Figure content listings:
● ● ● ● ●
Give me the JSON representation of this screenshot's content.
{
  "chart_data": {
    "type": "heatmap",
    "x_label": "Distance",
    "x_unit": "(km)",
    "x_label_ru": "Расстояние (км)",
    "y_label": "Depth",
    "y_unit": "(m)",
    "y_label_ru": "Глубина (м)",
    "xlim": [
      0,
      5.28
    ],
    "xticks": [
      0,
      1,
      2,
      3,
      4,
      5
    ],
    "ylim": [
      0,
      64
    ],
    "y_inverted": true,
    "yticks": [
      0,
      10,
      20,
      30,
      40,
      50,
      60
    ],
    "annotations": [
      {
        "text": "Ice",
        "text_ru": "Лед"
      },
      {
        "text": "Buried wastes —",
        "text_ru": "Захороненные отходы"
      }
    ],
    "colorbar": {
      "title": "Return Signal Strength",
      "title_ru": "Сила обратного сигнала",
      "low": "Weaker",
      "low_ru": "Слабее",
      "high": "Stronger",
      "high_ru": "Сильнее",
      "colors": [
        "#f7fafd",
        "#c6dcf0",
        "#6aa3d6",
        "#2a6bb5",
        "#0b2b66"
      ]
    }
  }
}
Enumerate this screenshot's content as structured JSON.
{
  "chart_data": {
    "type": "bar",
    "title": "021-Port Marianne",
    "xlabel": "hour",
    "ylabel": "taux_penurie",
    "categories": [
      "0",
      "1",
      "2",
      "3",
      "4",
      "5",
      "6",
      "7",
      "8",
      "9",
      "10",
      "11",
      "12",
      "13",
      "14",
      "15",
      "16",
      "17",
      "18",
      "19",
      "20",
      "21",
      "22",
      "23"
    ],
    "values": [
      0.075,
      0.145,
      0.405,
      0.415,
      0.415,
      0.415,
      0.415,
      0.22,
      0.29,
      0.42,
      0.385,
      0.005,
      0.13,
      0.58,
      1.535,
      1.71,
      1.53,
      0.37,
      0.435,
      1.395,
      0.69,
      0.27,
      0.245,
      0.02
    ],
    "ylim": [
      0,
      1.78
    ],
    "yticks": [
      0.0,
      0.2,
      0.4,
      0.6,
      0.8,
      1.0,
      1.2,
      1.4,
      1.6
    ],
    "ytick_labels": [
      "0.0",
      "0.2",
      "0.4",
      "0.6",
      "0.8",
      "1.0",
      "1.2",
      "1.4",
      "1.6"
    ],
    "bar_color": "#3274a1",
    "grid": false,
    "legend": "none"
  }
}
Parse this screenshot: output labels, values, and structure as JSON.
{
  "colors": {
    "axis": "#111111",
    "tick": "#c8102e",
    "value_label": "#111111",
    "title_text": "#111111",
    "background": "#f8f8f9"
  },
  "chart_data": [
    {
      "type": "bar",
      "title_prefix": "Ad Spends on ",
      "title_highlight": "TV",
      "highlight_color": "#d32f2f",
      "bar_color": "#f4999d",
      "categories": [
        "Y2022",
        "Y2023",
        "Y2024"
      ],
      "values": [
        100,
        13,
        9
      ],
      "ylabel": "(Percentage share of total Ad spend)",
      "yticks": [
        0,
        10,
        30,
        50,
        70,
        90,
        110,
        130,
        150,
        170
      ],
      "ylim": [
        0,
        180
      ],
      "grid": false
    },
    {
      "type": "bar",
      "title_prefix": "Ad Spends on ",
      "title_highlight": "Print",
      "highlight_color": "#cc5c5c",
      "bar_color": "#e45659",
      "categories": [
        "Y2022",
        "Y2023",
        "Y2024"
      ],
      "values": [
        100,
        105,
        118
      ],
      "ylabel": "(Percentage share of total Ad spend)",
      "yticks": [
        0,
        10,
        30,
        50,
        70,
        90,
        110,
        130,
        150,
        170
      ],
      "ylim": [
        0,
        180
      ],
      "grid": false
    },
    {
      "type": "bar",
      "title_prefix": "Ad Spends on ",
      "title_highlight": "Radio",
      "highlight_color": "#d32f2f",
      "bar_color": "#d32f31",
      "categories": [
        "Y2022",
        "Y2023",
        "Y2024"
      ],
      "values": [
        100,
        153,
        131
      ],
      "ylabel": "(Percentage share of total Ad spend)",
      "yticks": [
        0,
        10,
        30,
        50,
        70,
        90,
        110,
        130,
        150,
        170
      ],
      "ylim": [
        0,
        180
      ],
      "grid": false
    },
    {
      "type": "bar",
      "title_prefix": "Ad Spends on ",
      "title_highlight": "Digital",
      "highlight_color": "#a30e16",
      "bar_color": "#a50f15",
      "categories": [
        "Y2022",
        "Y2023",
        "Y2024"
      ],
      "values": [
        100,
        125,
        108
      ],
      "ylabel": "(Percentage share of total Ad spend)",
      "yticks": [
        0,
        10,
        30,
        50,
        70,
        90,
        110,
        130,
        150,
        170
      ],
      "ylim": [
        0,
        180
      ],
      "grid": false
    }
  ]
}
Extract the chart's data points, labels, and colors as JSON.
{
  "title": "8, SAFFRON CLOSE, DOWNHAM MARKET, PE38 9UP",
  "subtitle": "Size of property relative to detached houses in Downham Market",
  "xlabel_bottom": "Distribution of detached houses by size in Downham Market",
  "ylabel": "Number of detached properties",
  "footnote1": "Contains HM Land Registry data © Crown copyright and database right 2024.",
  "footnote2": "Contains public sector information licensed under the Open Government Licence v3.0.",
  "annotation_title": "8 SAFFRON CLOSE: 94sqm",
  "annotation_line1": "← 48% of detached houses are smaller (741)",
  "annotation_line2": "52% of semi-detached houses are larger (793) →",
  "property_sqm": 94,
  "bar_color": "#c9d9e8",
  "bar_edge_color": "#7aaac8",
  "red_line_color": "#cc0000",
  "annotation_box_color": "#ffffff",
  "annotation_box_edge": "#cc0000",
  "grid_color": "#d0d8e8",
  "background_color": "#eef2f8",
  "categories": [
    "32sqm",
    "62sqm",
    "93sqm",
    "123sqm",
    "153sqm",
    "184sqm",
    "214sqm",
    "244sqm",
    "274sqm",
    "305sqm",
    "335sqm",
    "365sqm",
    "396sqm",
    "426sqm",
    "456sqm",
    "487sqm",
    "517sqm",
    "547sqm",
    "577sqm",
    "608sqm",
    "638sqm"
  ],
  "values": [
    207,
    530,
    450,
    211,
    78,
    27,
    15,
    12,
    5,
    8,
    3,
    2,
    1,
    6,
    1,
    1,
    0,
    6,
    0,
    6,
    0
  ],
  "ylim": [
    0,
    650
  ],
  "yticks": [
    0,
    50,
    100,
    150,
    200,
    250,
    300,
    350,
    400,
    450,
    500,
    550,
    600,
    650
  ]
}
● ● ● ● ●
■ Task requirements
Gather from the entries above all lines that include the string "SAFFRON".

■ Response to this exercise
  "title": "8, SAFFRON CLOSE, DOWNHAM MARKET, PE38 9UP",
  "annotation_title": "8 SAFFRON CLOSE: 94sqm",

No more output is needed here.